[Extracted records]
## Start

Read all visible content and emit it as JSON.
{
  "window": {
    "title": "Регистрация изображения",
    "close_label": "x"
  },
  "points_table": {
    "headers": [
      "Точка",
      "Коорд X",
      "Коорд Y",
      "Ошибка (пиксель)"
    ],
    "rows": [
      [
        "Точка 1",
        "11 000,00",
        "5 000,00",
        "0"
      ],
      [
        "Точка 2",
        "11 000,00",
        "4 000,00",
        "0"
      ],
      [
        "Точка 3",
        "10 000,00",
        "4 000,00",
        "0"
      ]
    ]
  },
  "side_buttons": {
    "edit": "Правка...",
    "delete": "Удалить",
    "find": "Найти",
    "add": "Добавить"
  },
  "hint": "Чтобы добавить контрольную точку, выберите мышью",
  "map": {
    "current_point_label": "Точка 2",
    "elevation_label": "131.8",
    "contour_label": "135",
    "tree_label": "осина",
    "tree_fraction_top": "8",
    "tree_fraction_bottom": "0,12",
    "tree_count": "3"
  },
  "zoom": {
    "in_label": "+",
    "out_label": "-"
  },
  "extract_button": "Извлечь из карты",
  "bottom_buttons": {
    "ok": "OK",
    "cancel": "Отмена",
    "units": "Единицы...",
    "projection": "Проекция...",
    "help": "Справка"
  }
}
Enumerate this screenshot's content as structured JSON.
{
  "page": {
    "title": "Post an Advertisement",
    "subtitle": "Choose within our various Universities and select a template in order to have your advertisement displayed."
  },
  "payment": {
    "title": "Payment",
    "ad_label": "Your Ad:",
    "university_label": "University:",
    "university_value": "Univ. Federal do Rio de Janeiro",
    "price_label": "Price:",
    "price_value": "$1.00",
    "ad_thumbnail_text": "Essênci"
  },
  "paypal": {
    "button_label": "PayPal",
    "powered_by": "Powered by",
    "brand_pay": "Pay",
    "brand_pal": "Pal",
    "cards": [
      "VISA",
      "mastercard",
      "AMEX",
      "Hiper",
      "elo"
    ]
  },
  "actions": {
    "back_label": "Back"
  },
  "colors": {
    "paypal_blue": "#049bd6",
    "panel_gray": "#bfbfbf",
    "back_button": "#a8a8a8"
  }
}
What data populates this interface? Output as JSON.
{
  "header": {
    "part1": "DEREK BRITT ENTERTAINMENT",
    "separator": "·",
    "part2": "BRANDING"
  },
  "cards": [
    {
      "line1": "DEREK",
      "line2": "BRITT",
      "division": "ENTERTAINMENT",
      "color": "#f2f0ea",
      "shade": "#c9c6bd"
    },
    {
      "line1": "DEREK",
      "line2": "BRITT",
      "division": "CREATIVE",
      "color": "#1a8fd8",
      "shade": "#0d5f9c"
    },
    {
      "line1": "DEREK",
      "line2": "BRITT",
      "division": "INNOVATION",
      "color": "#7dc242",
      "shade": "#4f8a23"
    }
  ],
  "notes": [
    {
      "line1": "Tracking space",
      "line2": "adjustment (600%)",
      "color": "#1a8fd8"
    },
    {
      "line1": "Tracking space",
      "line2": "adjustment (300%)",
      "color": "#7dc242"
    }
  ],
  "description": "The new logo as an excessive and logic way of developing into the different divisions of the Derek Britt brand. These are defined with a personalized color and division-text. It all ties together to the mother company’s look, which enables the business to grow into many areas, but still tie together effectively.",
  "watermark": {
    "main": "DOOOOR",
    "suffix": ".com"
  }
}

## End
## Start

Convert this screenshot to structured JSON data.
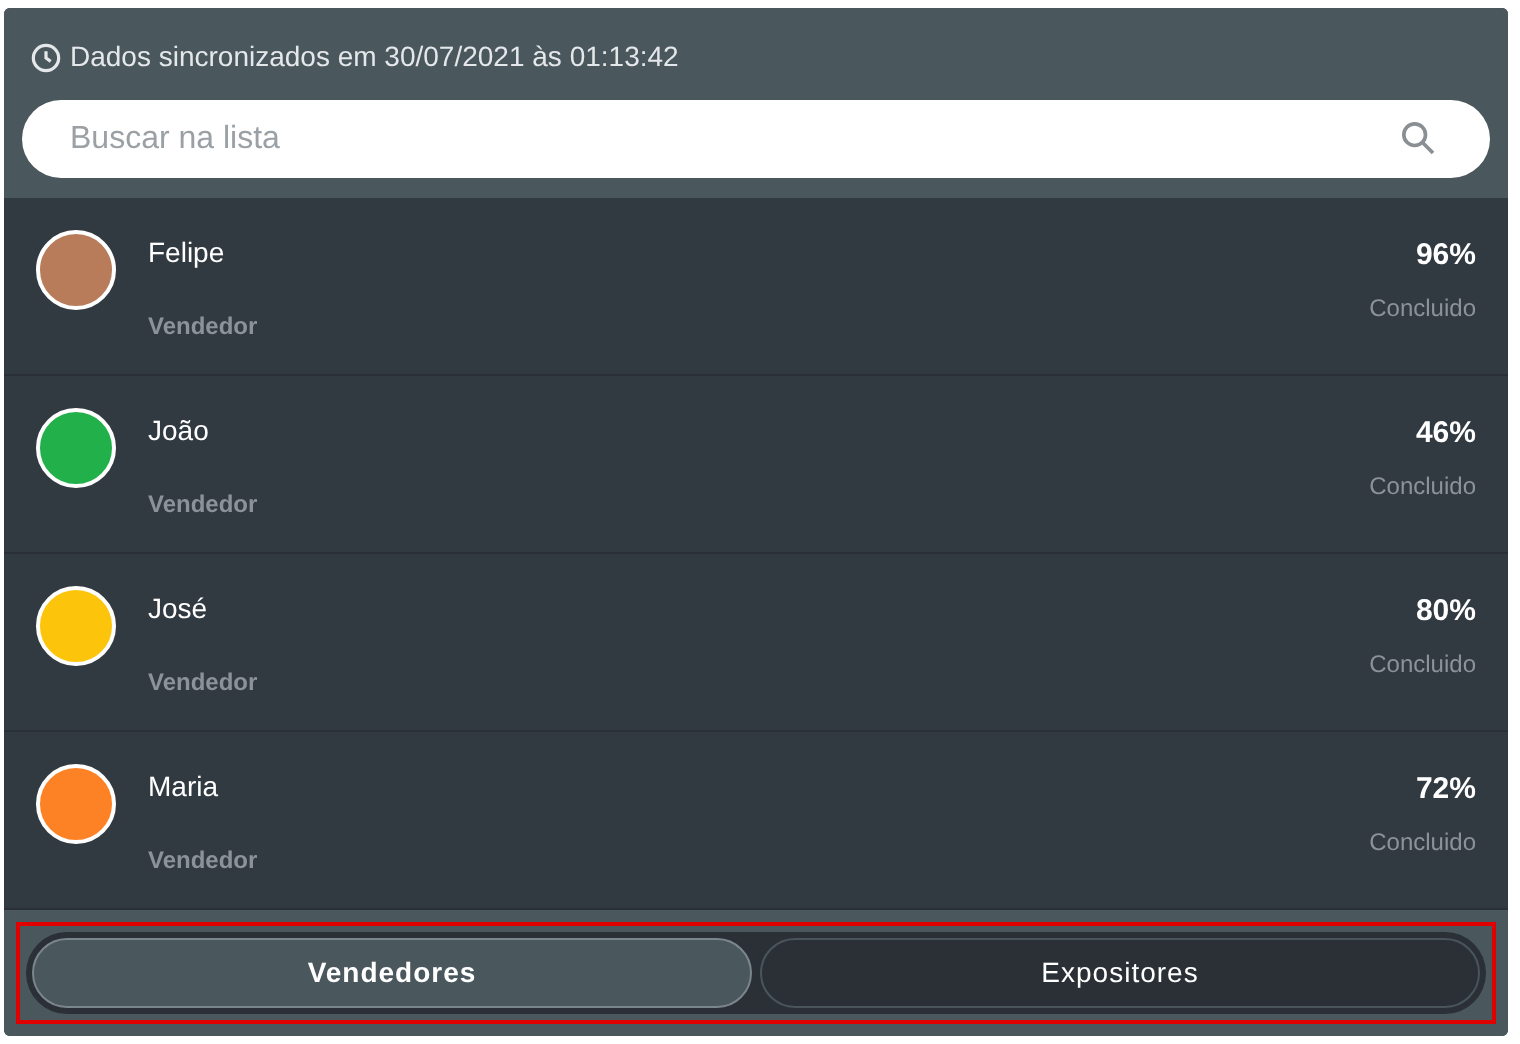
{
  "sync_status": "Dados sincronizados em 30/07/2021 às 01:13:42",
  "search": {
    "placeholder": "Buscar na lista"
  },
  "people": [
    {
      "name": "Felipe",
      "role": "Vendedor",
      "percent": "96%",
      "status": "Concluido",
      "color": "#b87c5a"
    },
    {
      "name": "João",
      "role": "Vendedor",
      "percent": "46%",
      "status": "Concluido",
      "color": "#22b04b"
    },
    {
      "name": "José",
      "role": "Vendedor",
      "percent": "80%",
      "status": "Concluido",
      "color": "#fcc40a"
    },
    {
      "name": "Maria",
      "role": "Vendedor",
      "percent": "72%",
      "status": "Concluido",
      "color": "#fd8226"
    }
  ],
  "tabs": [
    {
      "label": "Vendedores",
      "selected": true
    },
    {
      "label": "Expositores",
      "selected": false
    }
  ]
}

## End

▸ EXERCISE DIRECTIONS
Scan the records for the string "ENTERTAINMENT". Copy each line in which it appears.

▸ EXERCISE OUTPUT
    "part1": "DEREK BRITT ENTERTAINMENT",
      "division": "ENTERTAINMENT",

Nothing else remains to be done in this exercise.